→ Goal:
Below is a block of data; give all of it again word for word.

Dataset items
───
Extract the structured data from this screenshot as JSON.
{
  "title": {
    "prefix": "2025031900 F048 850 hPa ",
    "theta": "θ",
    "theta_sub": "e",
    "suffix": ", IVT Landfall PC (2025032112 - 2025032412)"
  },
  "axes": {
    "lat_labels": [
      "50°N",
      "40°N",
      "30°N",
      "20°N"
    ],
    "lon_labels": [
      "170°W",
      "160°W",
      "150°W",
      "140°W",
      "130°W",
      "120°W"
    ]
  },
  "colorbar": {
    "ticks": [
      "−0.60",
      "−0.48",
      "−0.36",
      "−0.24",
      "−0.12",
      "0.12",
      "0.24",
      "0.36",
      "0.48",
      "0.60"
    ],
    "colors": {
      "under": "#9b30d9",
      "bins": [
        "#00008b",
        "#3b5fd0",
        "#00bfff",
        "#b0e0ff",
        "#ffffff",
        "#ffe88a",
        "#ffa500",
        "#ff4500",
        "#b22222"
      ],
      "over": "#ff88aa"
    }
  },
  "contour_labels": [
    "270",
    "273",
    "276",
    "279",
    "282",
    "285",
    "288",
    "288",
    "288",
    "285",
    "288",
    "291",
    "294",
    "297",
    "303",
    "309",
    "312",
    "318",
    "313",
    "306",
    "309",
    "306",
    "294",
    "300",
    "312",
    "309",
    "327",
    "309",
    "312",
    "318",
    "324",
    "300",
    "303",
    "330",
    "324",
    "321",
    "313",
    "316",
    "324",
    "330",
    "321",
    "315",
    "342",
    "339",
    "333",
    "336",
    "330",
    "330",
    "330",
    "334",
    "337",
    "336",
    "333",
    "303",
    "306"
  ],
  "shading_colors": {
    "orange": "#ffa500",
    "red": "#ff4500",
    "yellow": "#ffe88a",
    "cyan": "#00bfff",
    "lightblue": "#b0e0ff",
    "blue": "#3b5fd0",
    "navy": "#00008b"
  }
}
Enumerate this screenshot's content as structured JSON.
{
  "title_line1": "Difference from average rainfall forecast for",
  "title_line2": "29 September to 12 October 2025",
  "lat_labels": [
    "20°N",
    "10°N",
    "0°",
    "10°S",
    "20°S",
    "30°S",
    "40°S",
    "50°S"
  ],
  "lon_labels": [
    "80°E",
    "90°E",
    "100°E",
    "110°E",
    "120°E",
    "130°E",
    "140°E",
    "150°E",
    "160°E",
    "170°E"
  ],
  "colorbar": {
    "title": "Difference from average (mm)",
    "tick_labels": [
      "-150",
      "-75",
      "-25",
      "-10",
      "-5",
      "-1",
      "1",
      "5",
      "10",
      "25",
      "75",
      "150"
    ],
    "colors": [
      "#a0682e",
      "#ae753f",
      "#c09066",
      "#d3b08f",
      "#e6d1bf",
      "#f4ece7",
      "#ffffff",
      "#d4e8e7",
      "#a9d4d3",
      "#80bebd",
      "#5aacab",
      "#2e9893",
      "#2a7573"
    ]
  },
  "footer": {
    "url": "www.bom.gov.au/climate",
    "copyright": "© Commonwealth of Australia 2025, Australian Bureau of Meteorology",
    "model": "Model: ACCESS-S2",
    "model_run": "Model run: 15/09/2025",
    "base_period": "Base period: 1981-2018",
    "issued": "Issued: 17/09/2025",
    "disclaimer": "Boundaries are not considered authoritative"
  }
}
───
→ Solved exercise:
Extract the structured data from this screenshot as JSON.
{
  "title": {
    "prefix": "2025031900 F048 850 hPa ",
    "theta": "θ",
    "theta_sub": "e",
    "suffix": ", IVT Landfall PC (2025032112 - 2025032412)"
  },
  "axes": {
    "lat_labels": [
      "50°N",
      "40°N",
      "30°N",
      "20°N"
    ],
    "lon_labels": [
      "170°W",
      "160°W",
      "150°W",
      "140°W",
      "130°W",
      "120°W"
    ]
  },
  "colorbar": {
    "ticks": [
      "−0.60",
      "−0.48",
      "−0.36",
      "−0.24",
      "−0.12",
      "0.12",
      "0.24",
      "0.36",
      "0.48",
      "0.60"
    ],
    "colors": {
      "under": "#9b30d9",
      "bins": [
        "#00008b",
        "#3b5fd0",
        "#00bfff",
        "#b0e0ff",
        "#ffffff",
        "#ffe88a",
        "#ffa500",
        "#ff4500",
        "#b22222"
      ],
      "over": "#ff88aa"
    }
  },
  "contour_labels": [
    "270",
    "273",
    "276",
    "279",
    "282",
    "285",
    "288",
    "288",
    "288",
    "285",
    "288",
    "291",
    "294",
    "297",
    "303",
    "309",
    "312",
    "318",
    "313",
    "306",
    "309",
    "306",
    "294",
    "300",
    "312",
    "309",
    "327",
    "309",
    "312",
    "318",
    "324",
    "300",
    "303",
    "330",
    "324",
    "321",
    "313",
    "316",
    "324",
    "330",
    "321",
    "315",
    "342",
    "339",
    "333",
    "336",
    "330",
    "330",
    "330",
    "334",
    "337",
    "336",
    "333",
    "303",
    "306"
  ],
  "shading_colors": {
    "orange": "#ffa500",
    "red": "#ff4500",
    "yellow": "#ffe88a",
    "cyan": "#00bfff",
    "lightblue": "#b0e0ff",
    "blue": "#3b5fd0",
    "navy": "#00008b"
  }
}
Enumerate this screenshot's content as structured JSON.
{
  "title_line1": "Difference from average rainfall forecast for",
  "title_line2": "29 September to 12 October 2025",
  "lat_labels": [
    "20°N",
    "10°N",
    "0°",
    "10°S",
    "20°S",
    "30°S",
    "40°S",
    "50°S"
  ],
  "lon_labels": [
    "80°E",
    "90°E",
    "100°E",
    "110°E",
    "120°E",
    "130°E",
    "140°E",
    "150°E",
    "160°E",
    "170°E"
  ],
  "colorbar": {
    "title": "Difference from average (mm)",
    "tick_labels": [
      "-150",
      "-75",
      "-25",
      "-10",
      "-5",
      "-1",
      "1",
      "5",
      "10",
      "25",
      "75",
      "150"
    ],
    "colors": [
      "#a0682e",
      "#ae753f",
      "#c09066",
      "#d3b08f",
      "#e6d1bf",
      "#f4ece7",
      "#ffffff",
      "#d4e8e7",
      "#a9d4d3",
      "#80bebd",
      "#5aacab",
      "#2e9893",
      "#2a7573"
    ]
  },
  "footer": {
    "url": "www.bom.gov.au/climate",
    "copyright": "© Commonwealth of Australia 2025, Australian Bureau of Meteorology",
    "model": "Model: ACCESS-S2",
    "model_run": "Model run: 15/09/2025",
    "base_period": "Base period: 1981-2018",
    "issued": "Issued: 17/09/2025",
    "disclaimer": "Boundaries are not considered authoritative"
  }
}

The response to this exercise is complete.